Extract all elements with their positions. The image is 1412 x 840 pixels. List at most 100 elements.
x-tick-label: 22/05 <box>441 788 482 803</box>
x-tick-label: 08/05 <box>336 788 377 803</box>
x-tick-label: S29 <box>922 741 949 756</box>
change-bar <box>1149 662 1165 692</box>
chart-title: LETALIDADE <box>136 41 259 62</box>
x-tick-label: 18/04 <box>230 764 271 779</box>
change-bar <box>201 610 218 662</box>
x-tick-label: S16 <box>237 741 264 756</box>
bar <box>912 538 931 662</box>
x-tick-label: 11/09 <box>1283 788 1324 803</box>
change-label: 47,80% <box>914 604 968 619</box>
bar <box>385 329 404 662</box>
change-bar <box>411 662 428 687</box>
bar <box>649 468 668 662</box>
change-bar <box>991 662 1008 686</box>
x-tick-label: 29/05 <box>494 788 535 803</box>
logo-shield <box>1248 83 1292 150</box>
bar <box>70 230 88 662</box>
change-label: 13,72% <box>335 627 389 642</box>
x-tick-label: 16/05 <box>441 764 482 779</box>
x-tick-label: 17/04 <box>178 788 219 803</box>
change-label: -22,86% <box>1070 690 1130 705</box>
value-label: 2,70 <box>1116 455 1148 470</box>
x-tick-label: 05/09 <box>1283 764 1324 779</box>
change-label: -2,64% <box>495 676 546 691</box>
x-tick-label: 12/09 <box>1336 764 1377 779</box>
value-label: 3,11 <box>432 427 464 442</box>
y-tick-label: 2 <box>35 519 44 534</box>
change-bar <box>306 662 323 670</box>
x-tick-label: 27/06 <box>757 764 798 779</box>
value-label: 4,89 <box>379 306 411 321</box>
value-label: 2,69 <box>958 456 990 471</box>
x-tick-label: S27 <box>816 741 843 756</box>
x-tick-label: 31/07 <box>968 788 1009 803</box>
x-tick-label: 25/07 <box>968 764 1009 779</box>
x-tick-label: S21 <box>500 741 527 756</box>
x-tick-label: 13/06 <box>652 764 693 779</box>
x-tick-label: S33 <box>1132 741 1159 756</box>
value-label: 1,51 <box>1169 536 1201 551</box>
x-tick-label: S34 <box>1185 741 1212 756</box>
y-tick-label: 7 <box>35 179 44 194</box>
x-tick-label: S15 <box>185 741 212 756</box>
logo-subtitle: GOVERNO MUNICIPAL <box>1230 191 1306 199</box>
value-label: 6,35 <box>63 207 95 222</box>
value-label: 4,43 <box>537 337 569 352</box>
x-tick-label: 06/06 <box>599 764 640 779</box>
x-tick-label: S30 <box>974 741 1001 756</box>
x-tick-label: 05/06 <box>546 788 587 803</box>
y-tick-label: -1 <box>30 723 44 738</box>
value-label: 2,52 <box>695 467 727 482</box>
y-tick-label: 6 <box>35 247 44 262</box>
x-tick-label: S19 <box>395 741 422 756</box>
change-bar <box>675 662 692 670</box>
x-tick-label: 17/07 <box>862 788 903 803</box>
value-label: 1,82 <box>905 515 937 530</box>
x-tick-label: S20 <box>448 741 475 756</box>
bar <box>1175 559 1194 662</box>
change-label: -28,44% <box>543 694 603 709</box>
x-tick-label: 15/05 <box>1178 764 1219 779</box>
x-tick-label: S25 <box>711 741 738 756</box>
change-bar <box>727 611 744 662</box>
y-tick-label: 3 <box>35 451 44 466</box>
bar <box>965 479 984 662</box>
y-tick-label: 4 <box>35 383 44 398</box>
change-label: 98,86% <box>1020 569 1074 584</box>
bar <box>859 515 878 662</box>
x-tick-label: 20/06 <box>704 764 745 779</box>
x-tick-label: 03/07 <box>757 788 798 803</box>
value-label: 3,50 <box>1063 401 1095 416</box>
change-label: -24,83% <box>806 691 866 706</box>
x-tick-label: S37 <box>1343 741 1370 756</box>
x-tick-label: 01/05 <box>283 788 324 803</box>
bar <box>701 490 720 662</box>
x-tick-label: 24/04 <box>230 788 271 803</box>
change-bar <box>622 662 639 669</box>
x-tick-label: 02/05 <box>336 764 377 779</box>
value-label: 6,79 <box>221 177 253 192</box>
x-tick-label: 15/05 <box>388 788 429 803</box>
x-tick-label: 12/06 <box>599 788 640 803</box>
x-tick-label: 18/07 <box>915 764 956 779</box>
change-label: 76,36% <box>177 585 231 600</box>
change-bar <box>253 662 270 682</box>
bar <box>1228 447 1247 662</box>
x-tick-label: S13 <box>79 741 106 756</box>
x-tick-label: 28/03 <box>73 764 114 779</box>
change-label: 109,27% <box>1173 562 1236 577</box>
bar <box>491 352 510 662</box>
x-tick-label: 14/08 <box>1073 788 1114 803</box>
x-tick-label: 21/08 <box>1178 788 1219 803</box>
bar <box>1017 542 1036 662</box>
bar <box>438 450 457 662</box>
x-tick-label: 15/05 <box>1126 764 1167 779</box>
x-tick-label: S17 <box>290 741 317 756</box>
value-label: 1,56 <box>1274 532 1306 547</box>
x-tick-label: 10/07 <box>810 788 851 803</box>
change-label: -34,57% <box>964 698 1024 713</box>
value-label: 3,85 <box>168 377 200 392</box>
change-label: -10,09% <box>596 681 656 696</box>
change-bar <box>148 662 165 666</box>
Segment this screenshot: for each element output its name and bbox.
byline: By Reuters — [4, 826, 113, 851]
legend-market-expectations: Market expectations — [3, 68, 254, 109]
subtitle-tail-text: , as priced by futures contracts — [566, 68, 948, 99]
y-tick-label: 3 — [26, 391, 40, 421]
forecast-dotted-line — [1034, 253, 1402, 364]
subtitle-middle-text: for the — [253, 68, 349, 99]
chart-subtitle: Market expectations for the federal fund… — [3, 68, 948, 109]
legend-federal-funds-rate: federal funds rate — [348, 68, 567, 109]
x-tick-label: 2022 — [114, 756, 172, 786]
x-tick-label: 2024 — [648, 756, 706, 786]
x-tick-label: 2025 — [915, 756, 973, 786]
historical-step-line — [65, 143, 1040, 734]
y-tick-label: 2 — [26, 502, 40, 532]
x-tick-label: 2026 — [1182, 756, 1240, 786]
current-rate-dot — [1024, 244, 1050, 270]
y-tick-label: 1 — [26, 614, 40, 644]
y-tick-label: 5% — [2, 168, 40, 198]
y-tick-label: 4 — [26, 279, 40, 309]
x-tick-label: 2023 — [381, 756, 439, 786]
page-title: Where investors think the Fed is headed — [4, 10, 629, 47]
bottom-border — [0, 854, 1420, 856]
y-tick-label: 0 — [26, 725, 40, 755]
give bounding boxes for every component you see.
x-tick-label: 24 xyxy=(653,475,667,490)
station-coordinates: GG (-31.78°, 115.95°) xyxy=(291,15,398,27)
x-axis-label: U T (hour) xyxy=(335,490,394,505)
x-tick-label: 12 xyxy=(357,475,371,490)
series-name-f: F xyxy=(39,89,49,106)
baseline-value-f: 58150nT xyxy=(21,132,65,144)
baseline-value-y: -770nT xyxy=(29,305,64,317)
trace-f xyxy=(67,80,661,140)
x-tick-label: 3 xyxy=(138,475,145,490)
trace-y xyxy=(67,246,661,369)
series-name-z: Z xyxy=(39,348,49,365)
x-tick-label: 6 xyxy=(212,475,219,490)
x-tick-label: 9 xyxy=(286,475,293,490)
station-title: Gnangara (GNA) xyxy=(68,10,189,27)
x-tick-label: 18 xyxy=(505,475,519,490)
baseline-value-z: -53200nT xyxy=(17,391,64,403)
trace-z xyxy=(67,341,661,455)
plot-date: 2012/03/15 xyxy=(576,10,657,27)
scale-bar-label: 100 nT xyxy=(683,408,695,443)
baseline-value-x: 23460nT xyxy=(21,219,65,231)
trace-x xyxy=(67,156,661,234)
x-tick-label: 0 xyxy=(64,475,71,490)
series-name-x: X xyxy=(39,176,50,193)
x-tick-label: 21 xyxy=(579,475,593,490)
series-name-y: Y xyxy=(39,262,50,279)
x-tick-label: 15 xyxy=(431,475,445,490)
- - - - - - -
• _Directive_
Arrange everything from the first line of the listing down to the line containing "value-label: 2,52 <box>695 467 727 482</box>" as a Markdown table with two columns, No. and Entry. Put each line's running number under No. and the line itself under Entry, and leave out blank lines.

• _Solution to this exercise_
| No. | Entry |
|---|---|
| 1 | Extract all elements with their positions. The image is 1412 x 840 pixels. List at most 100 elements. |
| 2 | x-tick-label: 22/05 <box>441 788 482 803</box> |
| 3 | x-tick-label: 08/05 <box>336 788 377 803</box> |
| 4 | x-tick-label: S29 <box>922 741 949 756</box> |
| 5 | change-bar <box>1149 662 1165 692</box> |
| 6 | chart-title: LETALIDADE <box>136 41 259 62</box> |
| 7 | x-tick-label: 18/04 <box>230 764 271 779</box> |
| 8 | change-bar <box>201 610 218 662</box> |
| 9 | x-tick-label: S16 <box>237 741 264 756</box> |
| 10 | bar <box>912 538 931 662</box> |
| 11 | x-tick-label: 11/09 <box>1283 788 1324 803</box> |
| 12 | change-label: 47,80% <box>914 604 968 619</box> |
| 13 | bar <box>385 329 404 662</box> |
| 14 | change-bar <box>411 662 428 687</box> |
| 15 | bar <box>649 468 668 662</box> |
| 16 | change-bar <box>991 662 1008 686</box> |
| 17 | x-tick-label: 29/05 <box>494 788 535 803</box> |
| 18 | logo-shield <box>1248 83 1292 150</box> |
| 19 | bar <box>70 230 88 662</box> |
| 20 | change-label: 13,72% <box>335 627 389 642</box> |
| 21 | x-tick-label: 16/05 <box>441 764 482 779</box> |
| 22 | x-tick-label: 17/04 <box>178 788 219 803</box> |
| 23 | change-label: -22,86% <box>1070 690 1130 705</box> |
| 24 | value-label: 2,70 <box>1116 455 1148 470</box> |
| 25 | x-tick-label: 05/09 <box>1283 764 1324 779</box> |
| 26 | change-label: -2,64% <box>495 676 546 691</box> |
| 27 | x-tick-label: 12/09 <box>1336 764 1377 779</box> |
| 28 | value-label: 3,11 <box>432 427 464 442</box> |
| 29 | y-tick-label: 2 <box>35 519 44 534</box> |
| 30 | change-bar <box>306 662 323 670</box> |
| 31 | x-tick-label: 27/06 <box>757 764 798 779</box> |
| 32 | value-label: 4,89 <box>379 306 411 321</box> |
| 33 | value-label: 2,69 <box>958 456 990 471</box> |
| 34 | x-tick-label: S27 <box>816 741 843 756</box> |
| 35 | x-tick-label: 31/07 <box>968 788 1009 803</box> |
| 36 | x-tick-label: 25/07 <box>968 764 1009 779</box> |
| 37 | x-tick-label: S21 <box>500 741 527 756</box> |
| 38 | x-tick-label: 13/06 <box>652 764 693 779</box> |
| 39 | x-tick-label: S33 <box>1132 741 1159 756</box> |
| 40 | value-label: 1,51 <box>1169 536 1201 551</box> |
| 41 | x-tick-label: S34 <box>1185 741 1212 756</box> |
| 42 | y-tick-label: 7 <box>35 179 44 194</box> |
| 43 | x-tick-label: S15 <box>185 741 212 756</box> |
| 44 | logo-subtitle: GOVERNO MUNICIPAL <box>1230 191 1306 199</box> |
| 45 | value-label: 6,35 <box>63 207 95 222</box> |
| 46 | value-label: 4,43 <box>537 337 569 352</box> |
| 47 | x-tick-label: 06/06 <box>599 764 640 779</box> |
| 48 | x-tick-label: S30 <box>974 741 1001 756</box> |
| 49 | x-tick-label: 05/06 <box>546 788 587 803</box> |
| 50 | y-tick-label: -1 <box>30 723 44 738</box> |
| 51 | value-label: 2,52 <box>695 467 727 482</box> |